# [Problem to solve]
The records that follow need to be output exactly as they are.
-- START --
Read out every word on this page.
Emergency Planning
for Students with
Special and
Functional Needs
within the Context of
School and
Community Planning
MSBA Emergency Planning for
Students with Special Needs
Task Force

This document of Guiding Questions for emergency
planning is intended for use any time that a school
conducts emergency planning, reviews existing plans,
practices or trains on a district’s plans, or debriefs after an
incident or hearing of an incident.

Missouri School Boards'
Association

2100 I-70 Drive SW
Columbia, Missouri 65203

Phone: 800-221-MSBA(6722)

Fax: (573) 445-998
-- END --
# [Answer to the task]
Read out every word on this page.
Emergency Planning
for Students with
Special and
Functional Needs
within the Context of
School and
Community Planning
MSBA Emergency Planning for
Students with Special Needs
Task Force

This document of Guiding Questions for emergency
planning is intended for use any time that a school
conducts emergency planning, reviews existing plans,
practices or trains on a district’s plans, or debriefs after an
incident or hearing of an incident.

Missouri School Boards'
Association

2100 I-70 Drive SW
Columbia, Missouri 65203

Phone: 800-221-MSBA(6722)

Fax: (573) 445-998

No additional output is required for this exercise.